Written problem. Copy every line of the entries below without changing anything.

Information provided.

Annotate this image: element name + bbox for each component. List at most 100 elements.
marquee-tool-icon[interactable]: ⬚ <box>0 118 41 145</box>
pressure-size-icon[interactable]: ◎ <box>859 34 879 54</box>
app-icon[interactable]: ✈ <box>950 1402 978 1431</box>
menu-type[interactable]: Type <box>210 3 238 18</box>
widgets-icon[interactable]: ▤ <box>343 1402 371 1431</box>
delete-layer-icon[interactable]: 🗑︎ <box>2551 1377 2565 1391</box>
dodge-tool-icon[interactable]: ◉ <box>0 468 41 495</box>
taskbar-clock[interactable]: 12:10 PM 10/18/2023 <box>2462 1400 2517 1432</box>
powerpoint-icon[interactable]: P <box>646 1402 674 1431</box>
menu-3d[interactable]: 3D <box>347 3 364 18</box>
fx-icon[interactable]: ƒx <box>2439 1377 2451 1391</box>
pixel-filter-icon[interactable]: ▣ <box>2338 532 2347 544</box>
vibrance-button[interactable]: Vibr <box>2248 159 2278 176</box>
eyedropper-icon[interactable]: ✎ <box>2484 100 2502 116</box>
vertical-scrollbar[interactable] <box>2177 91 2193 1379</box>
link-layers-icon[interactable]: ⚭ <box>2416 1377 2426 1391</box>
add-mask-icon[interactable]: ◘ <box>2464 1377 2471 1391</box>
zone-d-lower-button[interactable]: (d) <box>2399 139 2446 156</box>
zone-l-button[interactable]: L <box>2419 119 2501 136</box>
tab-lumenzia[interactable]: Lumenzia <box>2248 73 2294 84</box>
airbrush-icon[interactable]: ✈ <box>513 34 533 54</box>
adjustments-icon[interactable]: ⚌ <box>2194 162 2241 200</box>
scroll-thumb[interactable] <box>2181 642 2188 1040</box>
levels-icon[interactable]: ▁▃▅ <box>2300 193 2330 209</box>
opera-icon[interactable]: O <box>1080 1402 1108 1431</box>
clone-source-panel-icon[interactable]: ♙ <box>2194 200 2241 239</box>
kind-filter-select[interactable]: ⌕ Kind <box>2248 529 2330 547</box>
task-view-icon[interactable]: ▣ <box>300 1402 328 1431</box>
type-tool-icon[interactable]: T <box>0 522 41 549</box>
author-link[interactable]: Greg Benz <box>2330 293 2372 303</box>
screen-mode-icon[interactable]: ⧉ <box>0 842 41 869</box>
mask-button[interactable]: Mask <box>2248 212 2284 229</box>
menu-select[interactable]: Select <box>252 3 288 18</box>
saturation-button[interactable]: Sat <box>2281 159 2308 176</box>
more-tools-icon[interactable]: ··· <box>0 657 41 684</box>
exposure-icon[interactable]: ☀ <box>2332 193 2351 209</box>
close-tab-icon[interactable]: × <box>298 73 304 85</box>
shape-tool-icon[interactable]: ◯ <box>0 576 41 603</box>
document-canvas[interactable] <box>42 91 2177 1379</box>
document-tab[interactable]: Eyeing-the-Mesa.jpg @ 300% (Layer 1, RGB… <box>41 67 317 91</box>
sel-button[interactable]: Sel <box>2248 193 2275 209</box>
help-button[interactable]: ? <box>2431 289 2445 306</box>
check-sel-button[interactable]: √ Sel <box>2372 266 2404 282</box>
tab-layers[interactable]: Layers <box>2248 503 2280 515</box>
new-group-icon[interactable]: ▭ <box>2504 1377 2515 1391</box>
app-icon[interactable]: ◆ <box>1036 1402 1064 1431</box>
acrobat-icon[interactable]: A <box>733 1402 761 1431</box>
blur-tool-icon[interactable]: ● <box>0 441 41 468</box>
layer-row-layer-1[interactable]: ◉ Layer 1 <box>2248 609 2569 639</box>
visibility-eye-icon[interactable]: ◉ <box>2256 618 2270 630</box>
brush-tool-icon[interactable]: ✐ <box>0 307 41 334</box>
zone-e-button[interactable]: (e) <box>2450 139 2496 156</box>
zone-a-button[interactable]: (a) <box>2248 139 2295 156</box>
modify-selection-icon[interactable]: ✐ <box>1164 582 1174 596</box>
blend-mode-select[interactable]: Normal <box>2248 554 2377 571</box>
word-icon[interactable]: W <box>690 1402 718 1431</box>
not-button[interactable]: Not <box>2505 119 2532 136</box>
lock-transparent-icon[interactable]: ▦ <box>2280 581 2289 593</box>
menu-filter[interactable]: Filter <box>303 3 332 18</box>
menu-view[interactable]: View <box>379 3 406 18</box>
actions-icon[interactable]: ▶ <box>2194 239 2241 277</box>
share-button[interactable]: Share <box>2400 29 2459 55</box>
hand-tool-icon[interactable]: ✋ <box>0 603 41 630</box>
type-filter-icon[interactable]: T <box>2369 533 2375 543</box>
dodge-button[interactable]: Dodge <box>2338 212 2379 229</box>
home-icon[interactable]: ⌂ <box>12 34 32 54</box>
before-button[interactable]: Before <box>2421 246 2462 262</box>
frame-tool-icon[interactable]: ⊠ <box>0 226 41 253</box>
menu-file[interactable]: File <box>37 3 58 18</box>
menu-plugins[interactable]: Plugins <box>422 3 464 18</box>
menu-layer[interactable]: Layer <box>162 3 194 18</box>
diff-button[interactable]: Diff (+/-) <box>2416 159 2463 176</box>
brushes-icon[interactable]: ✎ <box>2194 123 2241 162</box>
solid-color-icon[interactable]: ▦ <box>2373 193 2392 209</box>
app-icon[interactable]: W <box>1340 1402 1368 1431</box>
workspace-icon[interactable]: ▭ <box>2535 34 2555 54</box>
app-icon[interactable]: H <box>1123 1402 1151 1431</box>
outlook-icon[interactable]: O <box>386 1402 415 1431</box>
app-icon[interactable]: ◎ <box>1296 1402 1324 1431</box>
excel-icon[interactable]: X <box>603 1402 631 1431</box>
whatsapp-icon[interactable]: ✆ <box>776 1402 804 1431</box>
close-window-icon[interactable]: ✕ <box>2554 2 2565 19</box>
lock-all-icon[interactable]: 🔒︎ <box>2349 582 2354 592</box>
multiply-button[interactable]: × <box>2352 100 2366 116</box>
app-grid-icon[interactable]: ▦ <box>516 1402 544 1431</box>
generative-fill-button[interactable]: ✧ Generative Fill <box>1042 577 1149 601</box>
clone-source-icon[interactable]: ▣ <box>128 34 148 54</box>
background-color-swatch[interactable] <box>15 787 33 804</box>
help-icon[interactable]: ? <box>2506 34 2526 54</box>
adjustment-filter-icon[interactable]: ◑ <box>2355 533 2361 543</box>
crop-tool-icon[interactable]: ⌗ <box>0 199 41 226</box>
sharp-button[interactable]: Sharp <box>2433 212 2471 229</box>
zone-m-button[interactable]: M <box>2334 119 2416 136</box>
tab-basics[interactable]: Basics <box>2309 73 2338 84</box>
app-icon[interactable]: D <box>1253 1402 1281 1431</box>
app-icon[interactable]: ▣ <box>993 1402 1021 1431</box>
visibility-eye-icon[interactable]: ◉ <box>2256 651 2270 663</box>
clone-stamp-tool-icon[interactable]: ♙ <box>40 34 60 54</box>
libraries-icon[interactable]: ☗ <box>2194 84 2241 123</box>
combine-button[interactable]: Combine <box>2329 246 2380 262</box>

Solution to this problem.
Annotate this image: element name + bbox for each component. List at most 100 elements.
marquee-tool-icon[interactable]: ⬚ <box>0 118 41 145</box>
pressure-size-icon[interactable]: ◎ <box>859 34 879 54</box>
app-icon[interactable]: ✈ <box>950 1402 978 1431</box>
menu-type[interactable]: Type <box>210 3 238 18</box>
widgets-icon[interactable]: ▤ <box>343 1402 371 1431</box>
delete-layer-icon[interactable]: 🗑︎ <box>2551 1377 2565 1391</box>
dodge-tool-icon[interactable]: ◉ <box>0 468 41 495</box>
taskbar-clock[interactable]: 12:10 PM 10/18/2023 <box>2462 1400 2517 1432</box>
powerpoint-icon[interactable]: P <box>646 1402 674 1431</box>
menu-3d[interactable]: 3D <box>347 3 364 18</box>
fx-icon[interactable]: ƒx <box>2439 1377 2451 1391</box>
pixel-filter-icon[interactable]: ▣ <box>2338 532 2347 544</box>
vibrance-button[interactable]: Vibr <box>2248 159 2278 176</box>
eyedropper-icon[interactable]: ✎ <box>2484 100 2502 116</box>
vertical-scrollbar[interactable] <box>2177 91 2193 1379</box>
link-layers-icon[interactable]: ⚭ <box>2416 1377 2426 1391</box>
add-mask-icon[interactable]: ◘ <box>2464 1377 2471 1391</box>
zone-d-lower-button[interactable]: (d) <box>2399 139 2446 156</box>
zone-l-button[interactable]: L <box>2419 119 2501 136</box>
tab-lumenzia[interactable]: Lumenzia <box>2248 73 2294 84</box>
airbrush-icon[interactable]: ✈ <box>513 34 533 54</box>
adjustments-icon[interactable]: ⚌ <box>2194 162 2241 200</box>
scroll-thumb[interactable] <box>2181 642 2188 1040</box>
levels-icon[interactable]: ▁▃▅ <box>2300 193 2330 209</box>
opera-icon[interactable]: O <box>1080 1402 1108 1431</box>
clone-source-panel-icon[interactable]: ♙ <box>2194 200 2241 239</box>
kind-filter-select[interactable]: ⌕ Kind <box>2248 529 2330 547</box>
task-view-icon[interactable]: ▣ <box>300 1402 328 1431</box>
type-tool-icon[interactable]: T <box>0 522 41 549</box>
author-link[interactable]: Greg Benz <box>2330 293 2372 303</box>
screen-mode-icon[interactable]: ⧉ <box>0 842 41 869</box>
mask-button[interactable]: Mask <box>2248 212 2284 229</box>
menu-select[interactable]: Select <box>252 3 288 18</box>
saturation-button[interactable]: Sat <box>2281 159 2308 176</box>
more-tools-icon[interactable]: ··· <box>0 657 41 684</box>
exposure-icon[interactable]: ☀ <box>2332 193 2351 209</box>
close-tab-icon[interactable]: × <box>298 73 304 85</box>
shape-tool-icon[interactable]: ◯ <box>0 576 41 603</box>
document-canvas[interactable] <box>42 91 2177 1379</box>
document-tab[interactable]: Eyeing-the-Mesa.jpg @ 300% (Layer 1, RGB… <box>41 67 317 91</box>
sel-button[interactable]: Sel <box>2248 193 2275 209</box>
help-button[interactable]: ? <box>2431 289 2445 306</box>
check-sel-button[interactable]: √ Sel <box>2372 266 2404 282</box>
tab-layers[interactable]: Layers <box>2248 503 2280 515</box>
new-group-icon[interactable]: ▭ <box>2504 1377 2515 1391</box>
app-icon[interactable]: ◆ <box>1036 1402 1064 1431</box>
acrobat-icon[interactable]: A <box>733 1402 761 1431</box>
blur-tool-icon[interactable]: ● <box>0 441 41 468</box>
layer-row-layer-1[interactable]: ◉ Layer 1 <box>2248 609 2569 639</box>
visibility-eye-icon[interactable]: ◉ <box>2256 618 2270 630</box>
brush-tool-icon[interactable]: ✐ <box>0 307 41 334</box>
zone-e-button[interactable]: (e) <box>2450 139 2496 156</box>
zone-a-button[interactable]: (a) <box>2248 139 2295 156</box>
modify-selection-icon[interactable]: ✐ <box>1164 582 1174 596</box>
blend-mode-select[interactable]: Normal <box>2248 554 2377 571</box>
word-icon[interactable]: W <box>690 1402 718 1431</box>
not-button[interactable]: Not <box>2505 119 2532 136</box>
lock-transparent-icon[interactable]: ▦ <box>2280 581 2289 593</box>
menu-filter[interactable]: Filter <box>303 3 332 18</box>
menu-view[interactable]: View <box>379 3 406 18</box>
actions-icon[interactable]: ▶ <box>2194 239 2241 277</box>
share-button[interactable]: Share <box>2400 29 2459 55</box>
hand-tool-icon[interactable]: ✋ <box>0 603 41 630</box>
type-filter-icon[interactable]: T <box>2369 533 2375 543</box>
dodge-button[interactable]: Dodge <box>2338 212 2379 229</box>
home-icon[interactable]: ⌂ <box>12 34 32 54</box>
before-button[interactable]: Before <box>2421 246 2462 262</box>
frame-tool-icon[interactable]: ⊠ <box>0 226 41 253</box>
menu-file[interactable]: File <box>37 3 58 18</box>
menu-plugins[interactable]: Plugins <box>422 3 464 18</box>
menu-layer[interactable]: Layer <box>162 3 194 18</box>
diff-button[interactable]: Diff (+/-) <box>2416 159 2463 176</box>
brushes-icon[interactable]: ✎ <box>2194 123 2241 162</box>
solid-color-icon[interactable]: ▦ <box>2373 193 2392 209</box>
app-icon[interactable]: W <box>1340 1402 1368 1431</box>
workspace-icon[interactable]: ▭ <box>2535 34 2555 54</box>
app-icon[interactable]: H <box>1123 1402 1151 1431</box>
outlook-icon[interactable]: O <box>386 1402 415 1431</box>
app-icon[interactable]: ◎ <box>1296 1402 1324 1431</box>
excel-icon[interactable]: X <box>603 1402 631 1431</box>
whatsapp-icon[interactable]: ✆ <box>776 1402 804 1431</box>
close-window-icon[interactable]: ✕ <box>2554 2 2565 19</box>
lock-all-icon[interactable]: 🔒︎ <box>2349 582 2354 592</box>
multiply-button[interactable]: × <box>2352 100 2366 116</box>
app-grid-icon[interactable]: ▦ <box>516 1402 544 1431</box>
generative-fill-button[interactable]: ✧ Generative Fill <box>1042 577 1149 601</box>
clone-source-icon[interactable]: ▣ <box>128 34 148 54</box>
background-color-swatch[interactable] <box>15 787 33 804</box>
help-icon[interactable]: ? <box>2506 34 2526 54</box>
adjustment-filter-icon[interactable]: ◑ <box>2355 533 2361 543</box>
crop-tool-icon[interactable]: ⌗ <box>0 199 41 226</box>
sharp-button[interactable]: Sharp <box>2433 212 2471 229</box>
zone-m-button[interactable]: M <box>2334 119 2416 136</box>
tab-basics[interactable]: Basics <box>2309 73 2338 84</box>
app-icon[interactable]: D <box>1253 1402 1281 1431</box>
app-icon[interactable]: ▣ <box>993 1402 1021 1431</box>
visibility-eye-icon[interactable]: ◉ <box>2256 651 2270 663</box>
clone-stamp-tool-icon[interactable]: ♙ <box>40 34 60 54</box>
libraries-icon[interactable]: ☗ <box>2194 84 2241 123</box>
combine-button[interactable]: Combine <box>2329 246 2380 262</box>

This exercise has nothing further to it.